(Collection entries)
## begin

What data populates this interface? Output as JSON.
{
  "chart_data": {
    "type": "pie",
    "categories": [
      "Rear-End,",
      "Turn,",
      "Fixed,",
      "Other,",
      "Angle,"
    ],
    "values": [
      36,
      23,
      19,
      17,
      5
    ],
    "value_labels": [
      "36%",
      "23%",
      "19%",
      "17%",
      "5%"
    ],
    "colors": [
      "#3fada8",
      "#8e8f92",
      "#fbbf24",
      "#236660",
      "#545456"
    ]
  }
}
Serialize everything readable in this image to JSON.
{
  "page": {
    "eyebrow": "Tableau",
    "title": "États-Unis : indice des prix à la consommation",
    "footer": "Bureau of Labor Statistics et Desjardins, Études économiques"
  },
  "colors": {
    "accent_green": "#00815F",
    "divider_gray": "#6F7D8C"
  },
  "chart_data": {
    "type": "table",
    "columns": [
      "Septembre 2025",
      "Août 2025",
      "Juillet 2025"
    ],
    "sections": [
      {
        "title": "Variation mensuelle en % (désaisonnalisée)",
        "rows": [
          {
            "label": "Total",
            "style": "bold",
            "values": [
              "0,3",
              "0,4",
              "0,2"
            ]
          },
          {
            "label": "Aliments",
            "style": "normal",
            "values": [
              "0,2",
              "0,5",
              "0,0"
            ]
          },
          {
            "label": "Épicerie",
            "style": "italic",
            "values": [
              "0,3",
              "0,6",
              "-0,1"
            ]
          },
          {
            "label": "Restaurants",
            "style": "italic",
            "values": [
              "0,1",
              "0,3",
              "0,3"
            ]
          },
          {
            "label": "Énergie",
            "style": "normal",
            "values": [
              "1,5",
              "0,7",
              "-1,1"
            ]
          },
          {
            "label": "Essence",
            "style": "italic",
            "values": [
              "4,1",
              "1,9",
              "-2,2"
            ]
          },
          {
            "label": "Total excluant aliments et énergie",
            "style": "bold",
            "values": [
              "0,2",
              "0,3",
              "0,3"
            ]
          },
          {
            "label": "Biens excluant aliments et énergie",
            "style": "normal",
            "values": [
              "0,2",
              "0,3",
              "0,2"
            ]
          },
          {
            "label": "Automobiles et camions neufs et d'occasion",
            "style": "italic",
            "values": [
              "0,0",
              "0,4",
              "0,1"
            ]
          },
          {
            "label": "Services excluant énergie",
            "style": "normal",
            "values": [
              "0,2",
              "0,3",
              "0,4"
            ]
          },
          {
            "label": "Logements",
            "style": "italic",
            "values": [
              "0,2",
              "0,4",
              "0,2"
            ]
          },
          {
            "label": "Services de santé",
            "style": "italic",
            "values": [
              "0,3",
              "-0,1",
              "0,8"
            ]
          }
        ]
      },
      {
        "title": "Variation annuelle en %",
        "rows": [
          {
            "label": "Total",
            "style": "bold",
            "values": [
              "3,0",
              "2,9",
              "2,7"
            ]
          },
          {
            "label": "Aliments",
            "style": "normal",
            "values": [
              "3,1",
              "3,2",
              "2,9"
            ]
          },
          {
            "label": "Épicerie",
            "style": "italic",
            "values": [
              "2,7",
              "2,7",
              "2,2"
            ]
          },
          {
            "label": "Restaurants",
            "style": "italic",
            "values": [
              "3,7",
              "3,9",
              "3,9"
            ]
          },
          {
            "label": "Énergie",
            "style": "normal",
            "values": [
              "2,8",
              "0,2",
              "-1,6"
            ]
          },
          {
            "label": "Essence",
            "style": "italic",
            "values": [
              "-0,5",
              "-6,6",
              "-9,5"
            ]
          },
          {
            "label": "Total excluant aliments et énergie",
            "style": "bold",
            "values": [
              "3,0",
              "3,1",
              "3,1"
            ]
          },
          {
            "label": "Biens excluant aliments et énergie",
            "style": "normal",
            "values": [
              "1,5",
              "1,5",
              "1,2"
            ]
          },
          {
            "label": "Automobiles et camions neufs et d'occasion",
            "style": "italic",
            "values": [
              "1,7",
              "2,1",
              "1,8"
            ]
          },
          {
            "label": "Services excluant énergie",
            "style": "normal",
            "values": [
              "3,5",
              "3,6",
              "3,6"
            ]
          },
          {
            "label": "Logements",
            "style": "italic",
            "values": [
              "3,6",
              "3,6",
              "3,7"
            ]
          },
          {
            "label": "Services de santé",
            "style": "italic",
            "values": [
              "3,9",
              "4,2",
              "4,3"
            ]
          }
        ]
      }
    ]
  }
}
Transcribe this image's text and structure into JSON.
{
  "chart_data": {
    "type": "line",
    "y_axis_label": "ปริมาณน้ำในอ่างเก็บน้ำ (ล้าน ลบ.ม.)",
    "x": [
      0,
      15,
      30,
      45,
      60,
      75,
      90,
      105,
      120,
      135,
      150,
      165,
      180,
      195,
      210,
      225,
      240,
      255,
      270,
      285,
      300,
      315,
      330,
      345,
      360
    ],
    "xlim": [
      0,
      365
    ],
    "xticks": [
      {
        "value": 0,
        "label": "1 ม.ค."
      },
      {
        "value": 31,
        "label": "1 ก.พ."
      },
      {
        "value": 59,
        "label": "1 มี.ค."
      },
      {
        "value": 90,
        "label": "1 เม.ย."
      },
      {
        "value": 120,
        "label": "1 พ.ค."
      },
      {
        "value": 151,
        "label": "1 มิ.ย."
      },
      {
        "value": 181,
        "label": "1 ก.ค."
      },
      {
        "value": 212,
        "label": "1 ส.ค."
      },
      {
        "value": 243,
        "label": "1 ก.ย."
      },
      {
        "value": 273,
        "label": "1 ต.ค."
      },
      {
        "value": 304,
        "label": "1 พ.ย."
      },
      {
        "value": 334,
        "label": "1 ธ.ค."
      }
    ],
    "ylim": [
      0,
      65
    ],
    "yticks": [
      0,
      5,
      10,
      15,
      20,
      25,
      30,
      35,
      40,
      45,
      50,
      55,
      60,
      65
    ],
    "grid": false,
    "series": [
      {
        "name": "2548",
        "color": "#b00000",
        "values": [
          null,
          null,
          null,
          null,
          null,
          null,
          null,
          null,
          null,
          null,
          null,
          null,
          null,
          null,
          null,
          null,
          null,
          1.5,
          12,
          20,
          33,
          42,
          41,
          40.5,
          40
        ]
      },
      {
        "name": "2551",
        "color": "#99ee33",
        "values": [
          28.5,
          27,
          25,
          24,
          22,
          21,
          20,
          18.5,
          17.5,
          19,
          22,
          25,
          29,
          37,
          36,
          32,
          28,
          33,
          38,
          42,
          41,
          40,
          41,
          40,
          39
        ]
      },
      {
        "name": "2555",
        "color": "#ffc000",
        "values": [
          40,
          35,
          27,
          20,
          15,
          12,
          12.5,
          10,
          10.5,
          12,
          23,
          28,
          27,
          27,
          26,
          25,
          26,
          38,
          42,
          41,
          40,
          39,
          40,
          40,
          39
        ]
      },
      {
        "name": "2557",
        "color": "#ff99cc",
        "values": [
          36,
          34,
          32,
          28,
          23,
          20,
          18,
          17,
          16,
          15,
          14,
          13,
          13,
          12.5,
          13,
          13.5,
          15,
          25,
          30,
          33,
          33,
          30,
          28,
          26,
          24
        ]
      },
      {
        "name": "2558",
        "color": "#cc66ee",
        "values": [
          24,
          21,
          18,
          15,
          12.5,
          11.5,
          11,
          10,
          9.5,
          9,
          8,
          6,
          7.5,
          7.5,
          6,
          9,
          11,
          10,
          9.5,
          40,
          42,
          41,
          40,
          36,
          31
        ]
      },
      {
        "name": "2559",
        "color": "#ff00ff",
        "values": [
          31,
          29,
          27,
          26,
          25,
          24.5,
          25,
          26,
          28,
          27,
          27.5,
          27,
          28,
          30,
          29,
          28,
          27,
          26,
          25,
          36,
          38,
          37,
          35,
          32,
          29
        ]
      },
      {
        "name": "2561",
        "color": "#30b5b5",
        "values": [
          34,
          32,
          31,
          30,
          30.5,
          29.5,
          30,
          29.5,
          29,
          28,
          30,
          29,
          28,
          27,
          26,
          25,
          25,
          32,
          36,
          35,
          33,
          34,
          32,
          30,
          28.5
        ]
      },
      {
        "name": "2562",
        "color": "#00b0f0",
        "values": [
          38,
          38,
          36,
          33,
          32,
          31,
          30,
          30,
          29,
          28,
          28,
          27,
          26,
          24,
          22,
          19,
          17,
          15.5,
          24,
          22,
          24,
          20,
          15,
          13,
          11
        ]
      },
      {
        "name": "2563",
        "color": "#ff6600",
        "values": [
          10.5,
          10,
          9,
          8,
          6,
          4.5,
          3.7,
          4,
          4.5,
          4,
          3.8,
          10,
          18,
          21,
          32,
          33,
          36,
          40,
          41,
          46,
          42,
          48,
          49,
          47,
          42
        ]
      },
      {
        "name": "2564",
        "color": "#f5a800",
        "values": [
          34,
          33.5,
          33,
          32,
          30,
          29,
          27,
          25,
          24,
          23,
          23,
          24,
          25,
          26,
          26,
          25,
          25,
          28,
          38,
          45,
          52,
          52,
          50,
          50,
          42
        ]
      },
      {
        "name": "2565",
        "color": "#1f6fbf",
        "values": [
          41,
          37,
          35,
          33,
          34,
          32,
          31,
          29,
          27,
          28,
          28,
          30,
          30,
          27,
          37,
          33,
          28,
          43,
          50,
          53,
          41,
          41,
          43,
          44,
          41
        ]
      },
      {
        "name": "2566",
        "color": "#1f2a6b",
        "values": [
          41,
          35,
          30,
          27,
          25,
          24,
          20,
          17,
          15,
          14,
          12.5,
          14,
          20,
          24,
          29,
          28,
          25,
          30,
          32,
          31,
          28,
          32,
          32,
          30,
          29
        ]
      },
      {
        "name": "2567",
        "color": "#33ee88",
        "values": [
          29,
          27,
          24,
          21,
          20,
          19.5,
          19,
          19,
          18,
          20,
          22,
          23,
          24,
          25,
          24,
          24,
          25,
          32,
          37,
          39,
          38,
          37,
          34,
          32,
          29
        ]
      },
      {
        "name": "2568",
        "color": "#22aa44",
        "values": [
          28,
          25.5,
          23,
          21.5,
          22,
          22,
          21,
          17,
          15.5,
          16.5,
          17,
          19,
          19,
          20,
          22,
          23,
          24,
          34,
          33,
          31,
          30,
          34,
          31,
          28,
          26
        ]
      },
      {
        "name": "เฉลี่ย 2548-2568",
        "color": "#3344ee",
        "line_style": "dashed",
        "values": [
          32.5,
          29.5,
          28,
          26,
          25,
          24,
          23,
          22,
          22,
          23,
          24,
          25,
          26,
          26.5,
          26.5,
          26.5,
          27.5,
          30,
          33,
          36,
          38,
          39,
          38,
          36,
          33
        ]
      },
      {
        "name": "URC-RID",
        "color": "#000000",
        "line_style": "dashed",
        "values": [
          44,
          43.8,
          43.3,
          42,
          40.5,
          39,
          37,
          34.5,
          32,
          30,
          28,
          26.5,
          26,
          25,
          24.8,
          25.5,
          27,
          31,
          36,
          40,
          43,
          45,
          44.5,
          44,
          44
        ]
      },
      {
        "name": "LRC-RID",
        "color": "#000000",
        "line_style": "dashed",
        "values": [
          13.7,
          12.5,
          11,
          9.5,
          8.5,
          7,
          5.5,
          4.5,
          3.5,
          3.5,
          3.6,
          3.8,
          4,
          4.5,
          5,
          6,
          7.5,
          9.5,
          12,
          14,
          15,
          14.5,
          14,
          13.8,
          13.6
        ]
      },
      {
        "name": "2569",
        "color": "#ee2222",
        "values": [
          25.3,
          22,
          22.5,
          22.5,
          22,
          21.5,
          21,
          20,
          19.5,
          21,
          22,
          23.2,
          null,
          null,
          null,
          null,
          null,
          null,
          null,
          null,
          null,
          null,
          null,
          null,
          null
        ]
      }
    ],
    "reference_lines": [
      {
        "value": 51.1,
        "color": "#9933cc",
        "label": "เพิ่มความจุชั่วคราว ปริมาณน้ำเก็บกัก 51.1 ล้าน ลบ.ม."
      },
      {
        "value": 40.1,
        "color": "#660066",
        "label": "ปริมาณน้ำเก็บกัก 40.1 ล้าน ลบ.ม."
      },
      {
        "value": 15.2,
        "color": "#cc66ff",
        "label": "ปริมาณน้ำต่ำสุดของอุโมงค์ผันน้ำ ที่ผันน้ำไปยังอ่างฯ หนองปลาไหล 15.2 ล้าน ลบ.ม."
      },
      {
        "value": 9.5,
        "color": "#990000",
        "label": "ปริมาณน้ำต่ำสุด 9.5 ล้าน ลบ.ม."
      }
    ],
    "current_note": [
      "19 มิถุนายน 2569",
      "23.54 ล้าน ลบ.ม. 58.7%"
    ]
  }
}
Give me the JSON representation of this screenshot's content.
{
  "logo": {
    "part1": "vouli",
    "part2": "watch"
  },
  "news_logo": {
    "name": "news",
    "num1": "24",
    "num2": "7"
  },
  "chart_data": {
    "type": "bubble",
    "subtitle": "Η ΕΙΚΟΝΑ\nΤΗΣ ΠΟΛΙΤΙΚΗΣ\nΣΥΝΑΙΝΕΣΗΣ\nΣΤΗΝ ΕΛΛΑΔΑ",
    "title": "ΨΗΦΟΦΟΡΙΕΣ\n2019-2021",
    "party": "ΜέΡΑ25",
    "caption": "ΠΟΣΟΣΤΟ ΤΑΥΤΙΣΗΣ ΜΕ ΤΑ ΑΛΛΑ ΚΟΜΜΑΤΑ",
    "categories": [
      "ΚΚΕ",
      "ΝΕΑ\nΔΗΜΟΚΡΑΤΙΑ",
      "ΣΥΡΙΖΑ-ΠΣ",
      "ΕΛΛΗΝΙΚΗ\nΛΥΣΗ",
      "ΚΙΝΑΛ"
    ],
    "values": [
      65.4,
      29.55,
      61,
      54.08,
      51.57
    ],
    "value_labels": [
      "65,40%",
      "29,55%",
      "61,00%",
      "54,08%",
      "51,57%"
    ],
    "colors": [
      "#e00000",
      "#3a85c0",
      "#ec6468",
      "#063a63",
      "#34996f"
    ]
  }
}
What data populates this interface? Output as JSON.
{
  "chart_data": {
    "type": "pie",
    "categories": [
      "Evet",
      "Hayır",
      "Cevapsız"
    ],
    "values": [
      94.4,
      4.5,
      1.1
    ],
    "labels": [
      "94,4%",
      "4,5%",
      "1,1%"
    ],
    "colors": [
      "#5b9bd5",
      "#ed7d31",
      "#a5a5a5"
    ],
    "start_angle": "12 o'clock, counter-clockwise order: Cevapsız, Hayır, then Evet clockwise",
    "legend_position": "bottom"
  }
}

## end

• [Goal] Read the data above and pull out each line that holds the string "มาณน".

• [Final result]
    "y_axis_label": "ปริมาณน้ำในอ่างเก็บน้ำ (ล้าน ลบ.ม.)",
        "label": "เพิ่มความจุชั่วคราว ปริมาณน้ำเก็บกัก 51.1 ล้าน ลบ.ม."
        "label": "ปริมาณน้ำเก็บกัก 40.1 ล้าน ลบ.ม."
        "label": "ปริมาณน้ำต่ำสุดของอุโมงค์ผันน้ำ ที่ผันน้ำไปยังอ่างฯ หนองปลาไหล 15.2 ล้าน ลบ.ม."
        "label": "ปริมาณน้ำต่ำสุด 9.5 ล้าน ลบ.ม."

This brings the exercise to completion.